### Selected excerpt
* * * * *
Others remarked that the features of the tracker itself helped them improve how they spend their time. Gary said the following:

Goals on my Garmin are incredibly useful for me, especially since it has the ability to automatically adjust my goal number of steps according to my current performance. This encourages progress at a steady pace without overwhelming the user. This I feel makes my Garmin very good for beginners and those dedicated to fitness alike.

6.6 Esthetics

The look and digital display options of the fitness tracker were important to many participants. Since modern fitness trackers are often worn on the wrist, they are more difficult to conceal than a traditional pedometer. Megan related her experience of this aspect by saying, “I wanted a tracker that looked subtle and was waterproof. I did not want a FitBit because everyone has one and I did not want to advertise my desire to be more active.” The size of the tracker mattered to some members. Kristen said “I went with the [Fitbit] charge 2 rather than replace the surge because it was cheaper and also sleeker looking from the bulky surge.” Participants remarked that the style of the fitness tracker mattered to them and many expressed a desire to have more customization for the look of their tracker, such as the ability to buy a different color wristband.

In addition to the look of the fitness tracker, the way it displays information to the user was also important. Jane explained this aspect by saying about her Fitbit “I like the slim design and that it functions as a watch and I can opt for text/call notifications.” Meredith added, “I like the way it looks and the feel of the band. I love the Fitbit app, it’s super intuitive.” Mary had this to say about the display features on her tracker:

What appeals to me most is the step count on my wrist. I also like the stairs climbed count, although I don't have a specific goal for that. I like that the tracker also has a watch in it, and if I could hook it up to my phone it would show me incoming calls.

Jessica agreed with this sentiment by saying, “I like that my Fitbit is also a watch. That was a deal breaker for me.” Matt summed up his feelings on the digital display by saying, “I like the tracking of steps and calorie count as well as the mile count. I like the stop watch and regular watch so that I can use in soccer games I officiate and use as a work watch.” Comfort was also a concern for users. Kevin explained the importance of comfort and other esthetic factors:

The Fitbit Blaze hits all the points beautifully. Comfortable to wear, long battery life, 1 week offline data logging (great for hiking the Grand Canyon etc), 24x7 heart rate monitor, sleep tracking and accurate activity tracking.... and Fitbit have a sweet API so I can get access to my health data (very important to me).

There were several additional findings that a few participants agreed upon, but which did not fit into any single category. A majority of participants stated that one of their favorite features was the ability to track their sleep. Of this feature Jen said “The most appealing feature of the Fitbit is the fact that it tracks my sleep. I really enjoy being able to see how much sleep I get every night.” Among those who had trackers that monitored heart rate, there was near unanimous agreement that this was a feature everyone felt they benefited from. Participants were also asked if there were any negatives to owning a fitness tracker. Participants offered fewer suggestions in this area, but two common topics mentioned were that trackers should be more resistant to water and easier to charge.
* * * * *
### Extracted records
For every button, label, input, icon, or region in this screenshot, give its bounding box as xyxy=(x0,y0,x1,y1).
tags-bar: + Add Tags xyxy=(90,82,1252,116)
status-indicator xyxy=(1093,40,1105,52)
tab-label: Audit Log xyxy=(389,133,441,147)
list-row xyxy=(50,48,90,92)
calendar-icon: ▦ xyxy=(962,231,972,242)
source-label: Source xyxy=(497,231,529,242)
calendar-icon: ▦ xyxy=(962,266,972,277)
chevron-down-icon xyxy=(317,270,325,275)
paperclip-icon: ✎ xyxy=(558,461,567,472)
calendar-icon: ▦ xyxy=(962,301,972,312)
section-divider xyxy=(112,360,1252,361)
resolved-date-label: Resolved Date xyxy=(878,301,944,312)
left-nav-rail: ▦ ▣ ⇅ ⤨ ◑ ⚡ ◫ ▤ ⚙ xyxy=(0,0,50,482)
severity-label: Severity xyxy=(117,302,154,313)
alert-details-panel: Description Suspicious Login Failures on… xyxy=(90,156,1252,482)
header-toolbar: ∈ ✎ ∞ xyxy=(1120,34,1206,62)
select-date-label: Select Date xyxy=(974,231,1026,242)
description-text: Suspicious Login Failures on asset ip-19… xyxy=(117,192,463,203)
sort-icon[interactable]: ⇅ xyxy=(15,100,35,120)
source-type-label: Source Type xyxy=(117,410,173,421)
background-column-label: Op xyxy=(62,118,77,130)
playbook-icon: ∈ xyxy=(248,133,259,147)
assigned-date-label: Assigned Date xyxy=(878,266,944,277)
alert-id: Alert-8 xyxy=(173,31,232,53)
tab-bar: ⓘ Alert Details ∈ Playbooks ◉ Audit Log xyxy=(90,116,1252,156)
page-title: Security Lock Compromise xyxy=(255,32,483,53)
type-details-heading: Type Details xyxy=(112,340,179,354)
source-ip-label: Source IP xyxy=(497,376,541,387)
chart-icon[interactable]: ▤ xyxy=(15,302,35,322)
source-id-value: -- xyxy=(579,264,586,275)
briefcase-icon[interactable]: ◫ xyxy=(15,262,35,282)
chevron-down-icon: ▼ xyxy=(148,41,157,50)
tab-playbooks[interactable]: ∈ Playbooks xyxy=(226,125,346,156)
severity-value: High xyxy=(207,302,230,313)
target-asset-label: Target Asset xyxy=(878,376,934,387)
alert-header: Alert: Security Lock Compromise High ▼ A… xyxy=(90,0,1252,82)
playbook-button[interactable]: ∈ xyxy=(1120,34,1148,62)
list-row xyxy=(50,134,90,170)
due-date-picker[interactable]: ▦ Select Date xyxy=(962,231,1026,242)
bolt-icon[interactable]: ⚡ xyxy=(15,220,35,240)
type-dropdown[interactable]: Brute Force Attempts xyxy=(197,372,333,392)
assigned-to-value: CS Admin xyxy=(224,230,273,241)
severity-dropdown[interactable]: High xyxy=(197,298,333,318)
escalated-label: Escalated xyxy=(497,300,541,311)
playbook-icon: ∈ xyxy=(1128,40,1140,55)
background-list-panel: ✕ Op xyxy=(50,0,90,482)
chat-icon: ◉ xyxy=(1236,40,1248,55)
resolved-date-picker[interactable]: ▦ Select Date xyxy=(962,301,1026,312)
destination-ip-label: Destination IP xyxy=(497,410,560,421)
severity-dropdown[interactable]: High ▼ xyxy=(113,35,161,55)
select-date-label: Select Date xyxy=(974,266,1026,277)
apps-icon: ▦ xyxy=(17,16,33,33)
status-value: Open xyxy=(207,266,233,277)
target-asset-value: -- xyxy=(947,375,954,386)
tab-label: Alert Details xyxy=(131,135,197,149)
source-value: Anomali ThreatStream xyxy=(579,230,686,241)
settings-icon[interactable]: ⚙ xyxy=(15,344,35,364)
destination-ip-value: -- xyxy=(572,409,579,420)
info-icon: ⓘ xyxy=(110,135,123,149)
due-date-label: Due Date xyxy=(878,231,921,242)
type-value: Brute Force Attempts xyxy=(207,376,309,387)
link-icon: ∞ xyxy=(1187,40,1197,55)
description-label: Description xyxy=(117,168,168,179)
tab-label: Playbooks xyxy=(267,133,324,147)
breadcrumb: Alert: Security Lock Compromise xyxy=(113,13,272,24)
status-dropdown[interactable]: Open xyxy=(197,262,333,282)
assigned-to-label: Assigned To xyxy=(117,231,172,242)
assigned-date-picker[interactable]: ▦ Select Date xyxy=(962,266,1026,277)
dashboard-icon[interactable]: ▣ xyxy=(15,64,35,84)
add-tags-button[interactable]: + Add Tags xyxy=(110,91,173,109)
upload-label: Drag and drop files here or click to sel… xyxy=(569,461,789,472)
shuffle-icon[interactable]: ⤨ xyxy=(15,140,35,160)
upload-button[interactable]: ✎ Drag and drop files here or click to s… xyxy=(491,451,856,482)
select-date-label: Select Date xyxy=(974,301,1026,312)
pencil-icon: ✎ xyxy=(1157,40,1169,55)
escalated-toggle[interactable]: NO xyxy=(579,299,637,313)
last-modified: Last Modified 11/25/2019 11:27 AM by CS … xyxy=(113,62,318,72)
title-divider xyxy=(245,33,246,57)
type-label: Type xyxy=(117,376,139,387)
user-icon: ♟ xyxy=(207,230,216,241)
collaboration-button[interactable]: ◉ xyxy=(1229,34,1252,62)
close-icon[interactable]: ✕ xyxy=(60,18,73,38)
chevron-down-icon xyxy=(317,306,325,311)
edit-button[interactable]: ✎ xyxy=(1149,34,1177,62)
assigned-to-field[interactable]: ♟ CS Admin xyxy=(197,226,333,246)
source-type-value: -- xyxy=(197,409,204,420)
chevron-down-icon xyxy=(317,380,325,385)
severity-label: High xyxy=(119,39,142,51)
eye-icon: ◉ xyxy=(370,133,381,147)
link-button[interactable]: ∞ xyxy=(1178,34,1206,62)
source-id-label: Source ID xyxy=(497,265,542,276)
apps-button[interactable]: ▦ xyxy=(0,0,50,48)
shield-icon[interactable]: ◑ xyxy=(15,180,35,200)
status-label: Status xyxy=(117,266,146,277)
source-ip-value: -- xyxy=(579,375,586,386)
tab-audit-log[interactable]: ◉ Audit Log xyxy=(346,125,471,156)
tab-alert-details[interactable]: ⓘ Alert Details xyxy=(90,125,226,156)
* * * * *
### Problems to solve
• 1. From the fitness tracker excerpt, list every strength that Kevin names for the Fitbit Blaze.
• 2. Continue the fitness tracker excerpt, starting after its final sentence about water resistance and charging.

### Answers for this exercise
• 1.
1. Comfortable to wear
2. Long battery life
3. 1 week offline data logging
4. 24x7 heart rate monitor
5. Sleep tracking
6. Accurate activity tracking
7. A sweet API that gives him access to his health data

• 2.
The fourth research question asked how posting updates to social media impacted one’s use of their tracker. Most participants expressed that they did not like posting to social media about fitness, and didn’t like it when other people did so. “I don’t share fitness tracker data on social media as it’s boring and no one cares,” Jamie said. Kevin added “Never. Hard stop. I do not understand the motivation in sharing that sort of information.” While most people did not feel a need to share on social media, a few participants explained that they sometimes share when they reach a big accomplishment. Chloe, a 22-year-old student, explained, “I share my accomplishments on Facebook, but rarely. For example, finishing a half marathon where I live.” Megan also echoed this sentiment, “Not very often. I did when I completed the C25K program and when I ran 5Ks.” Others explained that posting about accomplishments is something they do on other apps. Garrett explained, “All my real workouts are shared automatically on Strava because if it’s not on Strava it didn’t happen. I never share anything on Facebook as if you are interested in exercise via social media you’d already be on Strava.” Four other participants also used Strava, while one used MyFitnessPal to share accomplishments.

7 Discussion

The purpose of this explorative study was to identify the motivations for individuals to purchase wearable fitness trackers and explore the various ways in which they use them. The focus group approach followed the guidelines for the number of focus groups and the number of participants laid out by Krueger and Casey (2015). The results indicate that elements of the theory of diffusion of innovations, the technology acceptance model, and gamification combine to play important roles in how individuals purchase and use wearable fitness trackers.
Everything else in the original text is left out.